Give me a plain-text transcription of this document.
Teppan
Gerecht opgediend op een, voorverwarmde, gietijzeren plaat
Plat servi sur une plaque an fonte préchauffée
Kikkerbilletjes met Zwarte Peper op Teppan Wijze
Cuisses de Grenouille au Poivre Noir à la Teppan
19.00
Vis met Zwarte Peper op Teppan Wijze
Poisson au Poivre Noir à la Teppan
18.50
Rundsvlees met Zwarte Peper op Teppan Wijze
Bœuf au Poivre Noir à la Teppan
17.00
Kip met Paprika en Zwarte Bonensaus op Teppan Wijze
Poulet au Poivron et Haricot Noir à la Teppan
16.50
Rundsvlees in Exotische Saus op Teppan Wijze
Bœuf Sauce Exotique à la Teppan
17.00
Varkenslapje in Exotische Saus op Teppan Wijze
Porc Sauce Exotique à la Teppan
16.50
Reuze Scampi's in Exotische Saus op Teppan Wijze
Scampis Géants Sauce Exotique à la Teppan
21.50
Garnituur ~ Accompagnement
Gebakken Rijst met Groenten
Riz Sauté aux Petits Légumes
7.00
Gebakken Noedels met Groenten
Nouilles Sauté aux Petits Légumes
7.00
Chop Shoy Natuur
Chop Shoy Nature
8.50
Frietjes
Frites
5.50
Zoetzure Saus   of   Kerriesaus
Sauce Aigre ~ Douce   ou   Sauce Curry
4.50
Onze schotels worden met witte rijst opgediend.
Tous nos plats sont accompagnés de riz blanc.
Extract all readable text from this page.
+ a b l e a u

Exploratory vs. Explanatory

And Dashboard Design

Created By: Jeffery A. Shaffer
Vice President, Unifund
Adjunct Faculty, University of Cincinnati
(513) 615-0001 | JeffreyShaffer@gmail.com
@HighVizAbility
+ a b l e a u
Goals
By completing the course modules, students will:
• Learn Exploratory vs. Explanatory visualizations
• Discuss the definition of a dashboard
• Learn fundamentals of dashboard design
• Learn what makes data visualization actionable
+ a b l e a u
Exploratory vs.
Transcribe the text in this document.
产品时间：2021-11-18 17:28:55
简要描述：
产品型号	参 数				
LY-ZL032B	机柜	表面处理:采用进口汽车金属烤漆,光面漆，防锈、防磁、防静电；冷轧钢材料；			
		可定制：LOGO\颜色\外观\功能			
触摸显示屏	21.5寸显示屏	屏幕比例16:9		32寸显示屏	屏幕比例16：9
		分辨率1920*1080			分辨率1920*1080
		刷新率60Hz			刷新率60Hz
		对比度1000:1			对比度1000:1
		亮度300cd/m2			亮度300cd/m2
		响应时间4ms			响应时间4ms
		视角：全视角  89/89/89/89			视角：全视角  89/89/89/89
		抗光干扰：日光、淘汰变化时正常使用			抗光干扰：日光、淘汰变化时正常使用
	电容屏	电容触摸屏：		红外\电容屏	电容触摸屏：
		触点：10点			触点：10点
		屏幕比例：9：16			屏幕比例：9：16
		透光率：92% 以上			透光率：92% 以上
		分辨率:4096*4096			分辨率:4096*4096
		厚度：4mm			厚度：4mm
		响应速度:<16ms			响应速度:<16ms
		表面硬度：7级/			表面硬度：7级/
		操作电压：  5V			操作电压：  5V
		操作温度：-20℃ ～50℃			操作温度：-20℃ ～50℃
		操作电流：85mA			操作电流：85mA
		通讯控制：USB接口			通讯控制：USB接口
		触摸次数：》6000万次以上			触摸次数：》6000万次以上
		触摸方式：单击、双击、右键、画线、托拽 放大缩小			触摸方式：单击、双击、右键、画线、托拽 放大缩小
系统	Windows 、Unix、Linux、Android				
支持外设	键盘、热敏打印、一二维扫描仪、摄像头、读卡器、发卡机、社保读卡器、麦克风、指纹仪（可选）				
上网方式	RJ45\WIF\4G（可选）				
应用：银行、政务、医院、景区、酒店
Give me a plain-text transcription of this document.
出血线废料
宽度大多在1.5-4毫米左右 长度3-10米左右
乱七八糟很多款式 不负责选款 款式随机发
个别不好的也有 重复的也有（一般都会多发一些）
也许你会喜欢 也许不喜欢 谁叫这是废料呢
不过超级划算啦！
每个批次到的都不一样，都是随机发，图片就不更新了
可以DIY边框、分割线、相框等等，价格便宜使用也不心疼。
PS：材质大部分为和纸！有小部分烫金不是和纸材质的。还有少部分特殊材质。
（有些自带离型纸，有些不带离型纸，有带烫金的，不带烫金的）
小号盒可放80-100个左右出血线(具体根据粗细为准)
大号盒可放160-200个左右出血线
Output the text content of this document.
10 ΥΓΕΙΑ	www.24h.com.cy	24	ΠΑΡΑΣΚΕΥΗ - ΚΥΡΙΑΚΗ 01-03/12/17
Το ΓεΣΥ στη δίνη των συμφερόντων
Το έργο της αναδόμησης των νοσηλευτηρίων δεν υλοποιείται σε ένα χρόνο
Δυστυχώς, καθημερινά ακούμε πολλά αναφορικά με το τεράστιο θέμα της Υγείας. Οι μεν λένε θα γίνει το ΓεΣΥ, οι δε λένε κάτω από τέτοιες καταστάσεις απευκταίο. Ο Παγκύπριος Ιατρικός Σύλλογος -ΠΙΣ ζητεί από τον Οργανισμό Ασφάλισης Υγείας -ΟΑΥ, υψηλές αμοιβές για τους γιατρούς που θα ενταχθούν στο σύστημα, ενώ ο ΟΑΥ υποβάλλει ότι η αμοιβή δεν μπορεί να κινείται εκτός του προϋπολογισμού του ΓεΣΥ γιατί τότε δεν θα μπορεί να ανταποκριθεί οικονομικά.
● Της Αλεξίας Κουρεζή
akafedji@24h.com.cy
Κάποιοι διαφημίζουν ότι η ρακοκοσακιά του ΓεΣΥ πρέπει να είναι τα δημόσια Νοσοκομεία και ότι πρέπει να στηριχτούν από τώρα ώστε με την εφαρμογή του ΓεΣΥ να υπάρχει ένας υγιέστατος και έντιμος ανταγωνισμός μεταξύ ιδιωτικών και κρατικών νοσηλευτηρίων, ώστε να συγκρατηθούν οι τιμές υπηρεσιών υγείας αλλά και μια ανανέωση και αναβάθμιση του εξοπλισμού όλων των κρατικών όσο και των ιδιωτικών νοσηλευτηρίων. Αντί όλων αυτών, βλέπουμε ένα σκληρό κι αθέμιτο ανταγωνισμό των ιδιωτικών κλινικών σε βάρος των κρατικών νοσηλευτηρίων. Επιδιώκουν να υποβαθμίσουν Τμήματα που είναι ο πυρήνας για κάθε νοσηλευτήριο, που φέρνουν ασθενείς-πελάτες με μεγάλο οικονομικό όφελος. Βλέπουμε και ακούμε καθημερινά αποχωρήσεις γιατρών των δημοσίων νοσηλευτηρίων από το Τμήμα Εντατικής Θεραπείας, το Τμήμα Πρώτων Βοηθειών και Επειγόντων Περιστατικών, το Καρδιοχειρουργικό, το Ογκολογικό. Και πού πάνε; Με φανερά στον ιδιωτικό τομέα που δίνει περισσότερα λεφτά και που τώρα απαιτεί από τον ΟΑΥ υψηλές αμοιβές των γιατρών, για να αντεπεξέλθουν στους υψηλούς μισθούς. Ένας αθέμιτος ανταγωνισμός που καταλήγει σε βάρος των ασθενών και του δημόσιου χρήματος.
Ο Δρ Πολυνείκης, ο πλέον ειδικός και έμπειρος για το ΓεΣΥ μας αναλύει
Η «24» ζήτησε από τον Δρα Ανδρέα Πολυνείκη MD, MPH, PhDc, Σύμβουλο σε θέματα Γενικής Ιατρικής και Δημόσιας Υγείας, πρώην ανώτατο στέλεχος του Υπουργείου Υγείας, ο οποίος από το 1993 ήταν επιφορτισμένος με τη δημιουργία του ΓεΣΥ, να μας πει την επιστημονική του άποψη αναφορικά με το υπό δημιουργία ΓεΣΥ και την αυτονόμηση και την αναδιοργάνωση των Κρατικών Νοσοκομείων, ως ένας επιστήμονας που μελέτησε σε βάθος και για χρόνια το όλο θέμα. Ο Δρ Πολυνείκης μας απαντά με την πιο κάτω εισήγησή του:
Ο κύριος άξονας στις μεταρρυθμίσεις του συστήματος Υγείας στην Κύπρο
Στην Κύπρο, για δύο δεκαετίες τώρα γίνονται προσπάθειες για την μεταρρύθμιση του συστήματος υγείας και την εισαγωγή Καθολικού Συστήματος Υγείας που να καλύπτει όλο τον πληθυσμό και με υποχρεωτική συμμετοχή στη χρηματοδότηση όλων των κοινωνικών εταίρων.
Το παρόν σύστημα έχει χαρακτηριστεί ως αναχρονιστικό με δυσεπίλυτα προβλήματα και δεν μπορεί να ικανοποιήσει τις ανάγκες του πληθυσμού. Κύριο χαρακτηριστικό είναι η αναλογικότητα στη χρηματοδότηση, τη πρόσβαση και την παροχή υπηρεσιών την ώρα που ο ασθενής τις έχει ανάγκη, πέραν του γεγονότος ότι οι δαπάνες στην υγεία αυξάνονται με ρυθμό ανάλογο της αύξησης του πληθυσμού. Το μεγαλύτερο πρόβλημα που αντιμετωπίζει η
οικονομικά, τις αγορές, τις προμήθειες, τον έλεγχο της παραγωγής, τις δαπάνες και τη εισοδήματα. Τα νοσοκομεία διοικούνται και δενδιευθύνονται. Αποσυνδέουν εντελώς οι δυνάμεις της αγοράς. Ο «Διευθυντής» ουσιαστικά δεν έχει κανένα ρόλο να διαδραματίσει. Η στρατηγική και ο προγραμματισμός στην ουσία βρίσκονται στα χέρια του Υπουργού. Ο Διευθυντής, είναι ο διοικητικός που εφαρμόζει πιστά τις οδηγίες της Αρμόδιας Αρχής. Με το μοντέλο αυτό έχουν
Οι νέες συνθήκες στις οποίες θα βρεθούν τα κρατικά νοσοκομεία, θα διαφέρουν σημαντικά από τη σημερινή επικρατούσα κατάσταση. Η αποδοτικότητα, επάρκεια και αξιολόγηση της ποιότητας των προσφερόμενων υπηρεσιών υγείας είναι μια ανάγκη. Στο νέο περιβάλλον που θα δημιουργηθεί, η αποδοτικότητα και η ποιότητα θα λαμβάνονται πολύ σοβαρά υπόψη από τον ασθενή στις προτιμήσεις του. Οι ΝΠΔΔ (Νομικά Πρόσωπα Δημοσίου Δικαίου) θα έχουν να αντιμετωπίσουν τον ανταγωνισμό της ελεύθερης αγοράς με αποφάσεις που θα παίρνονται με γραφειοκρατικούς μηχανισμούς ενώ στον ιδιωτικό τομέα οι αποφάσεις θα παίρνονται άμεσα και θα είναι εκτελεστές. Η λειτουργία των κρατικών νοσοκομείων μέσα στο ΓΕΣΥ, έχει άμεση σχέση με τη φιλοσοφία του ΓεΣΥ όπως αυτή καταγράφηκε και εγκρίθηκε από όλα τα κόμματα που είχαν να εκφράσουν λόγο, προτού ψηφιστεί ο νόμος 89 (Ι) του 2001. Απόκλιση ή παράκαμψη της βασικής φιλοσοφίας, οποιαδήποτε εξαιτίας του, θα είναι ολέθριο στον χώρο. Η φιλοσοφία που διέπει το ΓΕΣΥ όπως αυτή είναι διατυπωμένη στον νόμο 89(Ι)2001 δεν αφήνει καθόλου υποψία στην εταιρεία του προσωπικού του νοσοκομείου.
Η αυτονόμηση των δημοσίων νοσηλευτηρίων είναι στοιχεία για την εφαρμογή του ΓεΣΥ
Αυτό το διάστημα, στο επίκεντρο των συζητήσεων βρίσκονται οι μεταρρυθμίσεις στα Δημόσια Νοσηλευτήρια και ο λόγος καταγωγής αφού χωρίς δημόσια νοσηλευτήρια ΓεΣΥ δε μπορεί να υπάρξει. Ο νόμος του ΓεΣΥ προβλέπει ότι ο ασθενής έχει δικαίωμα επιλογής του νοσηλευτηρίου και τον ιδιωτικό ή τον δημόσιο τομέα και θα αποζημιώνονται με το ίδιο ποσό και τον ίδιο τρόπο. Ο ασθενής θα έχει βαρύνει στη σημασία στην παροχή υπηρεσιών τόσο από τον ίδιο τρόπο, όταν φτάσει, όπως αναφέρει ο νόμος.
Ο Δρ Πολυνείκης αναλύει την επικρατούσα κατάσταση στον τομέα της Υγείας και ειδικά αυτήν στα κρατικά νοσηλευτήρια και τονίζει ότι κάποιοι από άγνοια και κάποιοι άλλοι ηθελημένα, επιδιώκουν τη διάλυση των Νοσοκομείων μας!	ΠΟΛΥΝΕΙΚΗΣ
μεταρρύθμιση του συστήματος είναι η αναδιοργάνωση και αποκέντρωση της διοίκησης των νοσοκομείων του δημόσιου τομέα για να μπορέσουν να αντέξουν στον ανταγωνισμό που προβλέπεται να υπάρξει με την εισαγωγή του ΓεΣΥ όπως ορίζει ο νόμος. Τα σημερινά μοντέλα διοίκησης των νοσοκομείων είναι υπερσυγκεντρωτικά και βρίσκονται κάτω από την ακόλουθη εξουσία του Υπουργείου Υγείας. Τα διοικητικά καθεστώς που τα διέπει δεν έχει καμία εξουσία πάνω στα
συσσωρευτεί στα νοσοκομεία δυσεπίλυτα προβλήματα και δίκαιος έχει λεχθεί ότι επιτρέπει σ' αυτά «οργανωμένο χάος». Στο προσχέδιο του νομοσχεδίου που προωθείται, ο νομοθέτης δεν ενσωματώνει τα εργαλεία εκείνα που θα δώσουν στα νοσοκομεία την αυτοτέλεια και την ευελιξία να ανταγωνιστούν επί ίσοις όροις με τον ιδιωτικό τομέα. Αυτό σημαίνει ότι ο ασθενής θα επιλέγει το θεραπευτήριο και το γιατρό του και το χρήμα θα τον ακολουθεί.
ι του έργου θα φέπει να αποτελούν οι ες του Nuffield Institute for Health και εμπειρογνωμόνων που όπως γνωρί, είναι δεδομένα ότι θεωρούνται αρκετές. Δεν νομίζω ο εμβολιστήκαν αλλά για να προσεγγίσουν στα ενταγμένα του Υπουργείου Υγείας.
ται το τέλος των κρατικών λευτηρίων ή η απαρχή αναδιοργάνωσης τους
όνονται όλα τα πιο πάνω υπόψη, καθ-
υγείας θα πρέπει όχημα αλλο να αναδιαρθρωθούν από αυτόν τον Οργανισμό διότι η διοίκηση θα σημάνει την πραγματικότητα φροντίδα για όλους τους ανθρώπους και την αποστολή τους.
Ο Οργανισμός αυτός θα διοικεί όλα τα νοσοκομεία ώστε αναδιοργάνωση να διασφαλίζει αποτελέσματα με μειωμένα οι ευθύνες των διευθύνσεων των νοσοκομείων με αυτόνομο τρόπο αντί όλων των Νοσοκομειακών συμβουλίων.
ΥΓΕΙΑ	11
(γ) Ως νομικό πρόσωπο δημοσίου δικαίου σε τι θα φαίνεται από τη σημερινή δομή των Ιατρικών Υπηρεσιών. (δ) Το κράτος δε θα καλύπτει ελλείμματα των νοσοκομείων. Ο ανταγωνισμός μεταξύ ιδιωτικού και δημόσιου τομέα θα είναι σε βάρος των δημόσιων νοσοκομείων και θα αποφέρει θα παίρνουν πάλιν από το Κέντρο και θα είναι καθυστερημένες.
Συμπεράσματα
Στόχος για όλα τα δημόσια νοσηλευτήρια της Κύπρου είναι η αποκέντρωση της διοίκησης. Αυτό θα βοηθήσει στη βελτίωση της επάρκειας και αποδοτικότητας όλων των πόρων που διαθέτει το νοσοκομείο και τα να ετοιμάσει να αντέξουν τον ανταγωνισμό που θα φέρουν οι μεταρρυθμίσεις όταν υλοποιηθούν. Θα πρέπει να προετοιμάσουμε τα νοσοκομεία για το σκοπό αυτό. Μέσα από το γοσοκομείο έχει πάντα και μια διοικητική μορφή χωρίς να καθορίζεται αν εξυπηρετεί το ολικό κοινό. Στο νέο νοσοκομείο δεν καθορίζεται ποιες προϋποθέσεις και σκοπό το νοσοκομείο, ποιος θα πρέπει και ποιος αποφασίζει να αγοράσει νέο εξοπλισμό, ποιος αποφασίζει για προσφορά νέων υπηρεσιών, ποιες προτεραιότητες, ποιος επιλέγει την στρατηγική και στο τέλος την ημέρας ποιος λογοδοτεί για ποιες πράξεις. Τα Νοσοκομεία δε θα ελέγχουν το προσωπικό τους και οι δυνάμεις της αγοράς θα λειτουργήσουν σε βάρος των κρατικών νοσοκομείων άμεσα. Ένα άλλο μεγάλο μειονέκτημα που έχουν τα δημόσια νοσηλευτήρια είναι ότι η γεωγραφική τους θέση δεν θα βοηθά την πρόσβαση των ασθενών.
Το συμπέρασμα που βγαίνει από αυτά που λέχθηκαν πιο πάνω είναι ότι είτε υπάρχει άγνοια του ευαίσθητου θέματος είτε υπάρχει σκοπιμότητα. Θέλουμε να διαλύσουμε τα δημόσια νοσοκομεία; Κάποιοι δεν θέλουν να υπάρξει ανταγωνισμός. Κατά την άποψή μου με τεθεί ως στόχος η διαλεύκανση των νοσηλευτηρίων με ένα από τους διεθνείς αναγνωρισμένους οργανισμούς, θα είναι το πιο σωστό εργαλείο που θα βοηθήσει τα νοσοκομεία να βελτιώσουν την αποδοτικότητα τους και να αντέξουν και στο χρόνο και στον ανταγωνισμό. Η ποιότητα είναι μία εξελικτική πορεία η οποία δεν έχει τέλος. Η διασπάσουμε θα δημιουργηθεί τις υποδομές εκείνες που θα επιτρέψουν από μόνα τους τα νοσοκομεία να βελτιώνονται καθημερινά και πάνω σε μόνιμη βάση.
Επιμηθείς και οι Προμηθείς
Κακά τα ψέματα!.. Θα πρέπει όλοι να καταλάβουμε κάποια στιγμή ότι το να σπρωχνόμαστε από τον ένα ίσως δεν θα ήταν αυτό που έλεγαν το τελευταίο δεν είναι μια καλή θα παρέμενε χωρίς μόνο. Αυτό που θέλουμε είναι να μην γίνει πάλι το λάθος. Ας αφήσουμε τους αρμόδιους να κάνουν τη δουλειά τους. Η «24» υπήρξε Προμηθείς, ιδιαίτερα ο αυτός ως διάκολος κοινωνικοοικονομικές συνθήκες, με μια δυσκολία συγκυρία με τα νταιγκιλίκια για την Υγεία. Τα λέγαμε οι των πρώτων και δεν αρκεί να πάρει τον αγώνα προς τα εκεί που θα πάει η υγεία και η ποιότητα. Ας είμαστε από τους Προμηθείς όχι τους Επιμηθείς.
= = = = =
Scan the lines for the string "Sauce". Copy out each line that matches.

- _Full output_:
Bœuf Sauce Exotique à la Teppan
Porc Sauce Exotique à la Teppan
Scampis Géants Sauce Exotique à la Teppan
Sauce Aigre ~ Douce   ou   Sauce Curry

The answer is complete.